(Figure content listings)
——————
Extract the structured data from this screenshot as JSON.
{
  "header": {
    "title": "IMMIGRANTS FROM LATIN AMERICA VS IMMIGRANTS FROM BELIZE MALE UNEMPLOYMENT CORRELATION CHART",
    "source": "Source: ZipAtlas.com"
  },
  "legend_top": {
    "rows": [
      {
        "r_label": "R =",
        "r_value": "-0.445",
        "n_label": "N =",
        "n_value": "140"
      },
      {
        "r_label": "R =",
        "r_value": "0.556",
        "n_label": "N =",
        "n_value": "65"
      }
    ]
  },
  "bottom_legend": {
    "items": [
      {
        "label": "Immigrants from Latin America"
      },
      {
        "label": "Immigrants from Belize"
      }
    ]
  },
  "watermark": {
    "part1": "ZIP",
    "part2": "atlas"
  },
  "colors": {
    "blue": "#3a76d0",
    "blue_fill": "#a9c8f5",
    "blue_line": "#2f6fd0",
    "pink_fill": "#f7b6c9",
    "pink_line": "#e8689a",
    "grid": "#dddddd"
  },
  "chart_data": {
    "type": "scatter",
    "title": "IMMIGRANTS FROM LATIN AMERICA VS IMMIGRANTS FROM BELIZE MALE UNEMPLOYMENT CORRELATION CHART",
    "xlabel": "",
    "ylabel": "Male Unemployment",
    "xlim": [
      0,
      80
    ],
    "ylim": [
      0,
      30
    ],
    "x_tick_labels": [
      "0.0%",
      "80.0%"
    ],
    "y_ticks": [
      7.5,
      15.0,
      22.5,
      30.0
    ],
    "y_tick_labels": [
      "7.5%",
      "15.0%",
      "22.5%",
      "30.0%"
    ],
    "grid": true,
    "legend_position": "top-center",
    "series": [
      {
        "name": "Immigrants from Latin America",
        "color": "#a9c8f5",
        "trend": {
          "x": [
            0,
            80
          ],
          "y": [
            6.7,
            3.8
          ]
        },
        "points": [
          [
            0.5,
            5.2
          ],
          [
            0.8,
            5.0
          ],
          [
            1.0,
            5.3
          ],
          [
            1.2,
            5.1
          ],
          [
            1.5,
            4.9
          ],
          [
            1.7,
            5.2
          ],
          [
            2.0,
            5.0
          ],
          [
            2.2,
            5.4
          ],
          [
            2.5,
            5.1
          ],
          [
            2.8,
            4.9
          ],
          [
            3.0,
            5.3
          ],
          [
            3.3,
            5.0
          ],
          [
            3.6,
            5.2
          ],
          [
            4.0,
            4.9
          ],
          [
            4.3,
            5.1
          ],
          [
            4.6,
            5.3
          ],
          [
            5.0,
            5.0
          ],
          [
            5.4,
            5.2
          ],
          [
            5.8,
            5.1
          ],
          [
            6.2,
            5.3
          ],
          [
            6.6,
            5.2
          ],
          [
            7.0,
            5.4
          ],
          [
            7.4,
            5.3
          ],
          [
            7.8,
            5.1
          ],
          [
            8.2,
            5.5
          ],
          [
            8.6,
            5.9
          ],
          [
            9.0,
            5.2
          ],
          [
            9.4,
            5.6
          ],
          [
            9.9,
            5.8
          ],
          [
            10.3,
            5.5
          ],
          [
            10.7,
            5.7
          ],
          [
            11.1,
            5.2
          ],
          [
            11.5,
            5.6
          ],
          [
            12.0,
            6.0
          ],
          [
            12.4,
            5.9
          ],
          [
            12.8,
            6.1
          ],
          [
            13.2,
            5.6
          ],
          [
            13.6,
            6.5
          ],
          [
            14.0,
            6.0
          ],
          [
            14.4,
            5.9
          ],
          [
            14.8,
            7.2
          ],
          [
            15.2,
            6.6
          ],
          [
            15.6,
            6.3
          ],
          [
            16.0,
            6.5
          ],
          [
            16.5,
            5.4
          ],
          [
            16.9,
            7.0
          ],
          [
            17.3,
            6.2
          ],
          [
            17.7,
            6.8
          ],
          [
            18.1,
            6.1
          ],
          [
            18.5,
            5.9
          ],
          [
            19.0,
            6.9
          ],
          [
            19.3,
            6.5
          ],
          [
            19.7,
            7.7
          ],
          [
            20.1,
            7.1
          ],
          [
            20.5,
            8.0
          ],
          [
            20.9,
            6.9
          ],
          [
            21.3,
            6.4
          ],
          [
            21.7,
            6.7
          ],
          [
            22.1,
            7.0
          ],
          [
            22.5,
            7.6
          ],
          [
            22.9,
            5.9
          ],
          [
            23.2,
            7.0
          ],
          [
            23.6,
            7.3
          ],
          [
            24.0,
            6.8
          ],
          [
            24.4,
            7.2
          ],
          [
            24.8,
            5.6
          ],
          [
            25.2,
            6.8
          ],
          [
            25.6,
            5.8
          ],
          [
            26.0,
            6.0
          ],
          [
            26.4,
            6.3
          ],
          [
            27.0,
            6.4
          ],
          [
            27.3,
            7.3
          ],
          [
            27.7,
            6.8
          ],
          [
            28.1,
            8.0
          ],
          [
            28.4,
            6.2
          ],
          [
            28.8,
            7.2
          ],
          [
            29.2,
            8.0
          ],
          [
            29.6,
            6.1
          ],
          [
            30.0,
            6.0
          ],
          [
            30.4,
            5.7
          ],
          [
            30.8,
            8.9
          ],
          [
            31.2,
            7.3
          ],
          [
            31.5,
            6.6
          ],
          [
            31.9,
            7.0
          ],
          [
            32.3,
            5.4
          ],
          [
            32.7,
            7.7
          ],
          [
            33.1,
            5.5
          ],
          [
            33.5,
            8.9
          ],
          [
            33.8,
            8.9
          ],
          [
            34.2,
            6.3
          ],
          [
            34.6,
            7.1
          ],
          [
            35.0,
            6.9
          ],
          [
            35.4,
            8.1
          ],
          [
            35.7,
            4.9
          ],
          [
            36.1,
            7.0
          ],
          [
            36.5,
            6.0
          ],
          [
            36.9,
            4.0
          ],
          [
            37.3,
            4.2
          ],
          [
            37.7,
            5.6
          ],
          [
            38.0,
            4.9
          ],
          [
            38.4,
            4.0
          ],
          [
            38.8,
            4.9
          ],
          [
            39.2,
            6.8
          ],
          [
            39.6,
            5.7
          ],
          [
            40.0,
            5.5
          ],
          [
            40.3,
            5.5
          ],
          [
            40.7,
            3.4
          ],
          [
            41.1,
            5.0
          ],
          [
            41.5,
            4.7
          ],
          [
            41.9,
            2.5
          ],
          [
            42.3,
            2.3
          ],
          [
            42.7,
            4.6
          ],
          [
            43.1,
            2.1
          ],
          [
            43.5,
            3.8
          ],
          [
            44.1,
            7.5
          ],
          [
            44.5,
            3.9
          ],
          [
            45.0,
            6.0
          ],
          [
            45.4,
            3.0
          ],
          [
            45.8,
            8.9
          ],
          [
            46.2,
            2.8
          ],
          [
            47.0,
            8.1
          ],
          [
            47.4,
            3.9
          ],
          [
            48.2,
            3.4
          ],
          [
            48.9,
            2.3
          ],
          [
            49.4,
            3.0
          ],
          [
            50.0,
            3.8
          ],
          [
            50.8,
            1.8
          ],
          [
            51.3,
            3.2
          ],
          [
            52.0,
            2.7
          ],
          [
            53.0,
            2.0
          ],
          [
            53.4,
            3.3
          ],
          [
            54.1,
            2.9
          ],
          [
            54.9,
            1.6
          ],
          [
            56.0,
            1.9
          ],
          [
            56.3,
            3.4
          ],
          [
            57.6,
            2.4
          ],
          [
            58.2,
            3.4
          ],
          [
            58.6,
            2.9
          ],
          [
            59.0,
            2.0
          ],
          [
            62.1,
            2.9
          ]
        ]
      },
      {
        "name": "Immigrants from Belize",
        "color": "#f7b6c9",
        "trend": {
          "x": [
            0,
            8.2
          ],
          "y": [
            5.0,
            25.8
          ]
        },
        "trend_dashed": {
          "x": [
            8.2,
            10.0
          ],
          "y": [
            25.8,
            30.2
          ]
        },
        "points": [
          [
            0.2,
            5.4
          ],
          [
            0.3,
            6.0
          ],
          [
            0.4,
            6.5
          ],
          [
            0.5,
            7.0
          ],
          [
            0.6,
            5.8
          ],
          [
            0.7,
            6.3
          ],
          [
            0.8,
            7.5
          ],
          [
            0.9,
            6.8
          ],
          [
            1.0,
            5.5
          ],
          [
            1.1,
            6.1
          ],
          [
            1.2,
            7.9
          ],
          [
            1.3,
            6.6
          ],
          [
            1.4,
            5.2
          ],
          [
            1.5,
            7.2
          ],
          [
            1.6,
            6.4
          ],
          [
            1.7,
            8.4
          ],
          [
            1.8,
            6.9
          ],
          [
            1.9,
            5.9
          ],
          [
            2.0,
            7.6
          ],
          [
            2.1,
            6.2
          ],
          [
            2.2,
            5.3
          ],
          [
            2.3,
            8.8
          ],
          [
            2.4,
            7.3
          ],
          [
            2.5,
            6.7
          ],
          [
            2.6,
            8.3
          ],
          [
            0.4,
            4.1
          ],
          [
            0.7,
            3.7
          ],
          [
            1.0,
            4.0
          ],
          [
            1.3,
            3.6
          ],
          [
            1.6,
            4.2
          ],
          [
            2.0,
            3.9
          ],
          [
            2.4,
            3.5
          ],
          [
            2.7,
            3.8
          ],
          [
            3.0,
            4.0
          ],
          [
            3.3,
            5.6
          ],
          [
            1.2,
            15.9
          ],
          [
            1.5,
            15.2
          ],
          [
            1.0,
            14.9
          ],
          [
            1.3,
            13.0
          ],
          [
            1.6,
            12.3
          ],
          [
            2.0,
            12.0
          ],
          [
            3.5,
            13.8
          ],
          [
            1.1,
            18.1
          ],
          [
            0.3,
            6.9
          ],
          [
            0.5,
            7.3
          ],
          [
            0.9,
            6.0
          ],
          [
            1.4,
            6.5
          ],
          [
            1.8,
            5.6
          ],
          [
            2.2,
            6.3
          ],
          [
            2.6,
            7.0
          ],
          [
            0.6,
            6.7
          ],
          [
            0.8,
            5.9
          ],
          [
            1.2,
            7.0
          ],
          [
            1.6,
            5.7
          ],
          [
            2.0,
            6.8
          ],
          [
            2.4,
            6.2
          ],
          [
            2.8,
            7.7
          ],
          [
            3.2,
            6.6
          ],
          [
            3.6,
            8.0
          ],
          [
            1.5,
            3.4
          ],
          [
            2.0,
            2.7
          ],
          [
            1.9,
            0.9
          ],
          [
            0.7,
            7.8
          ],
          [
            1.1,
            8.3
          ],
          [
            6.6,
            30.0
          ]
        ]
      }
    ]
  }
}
——————
### Aim of the exercise
Identify the lines in the entries that hold "name" and return each one.

### Result below
        "name": "Immigrants from Latin America",
        "name": "Immigrants from Belize",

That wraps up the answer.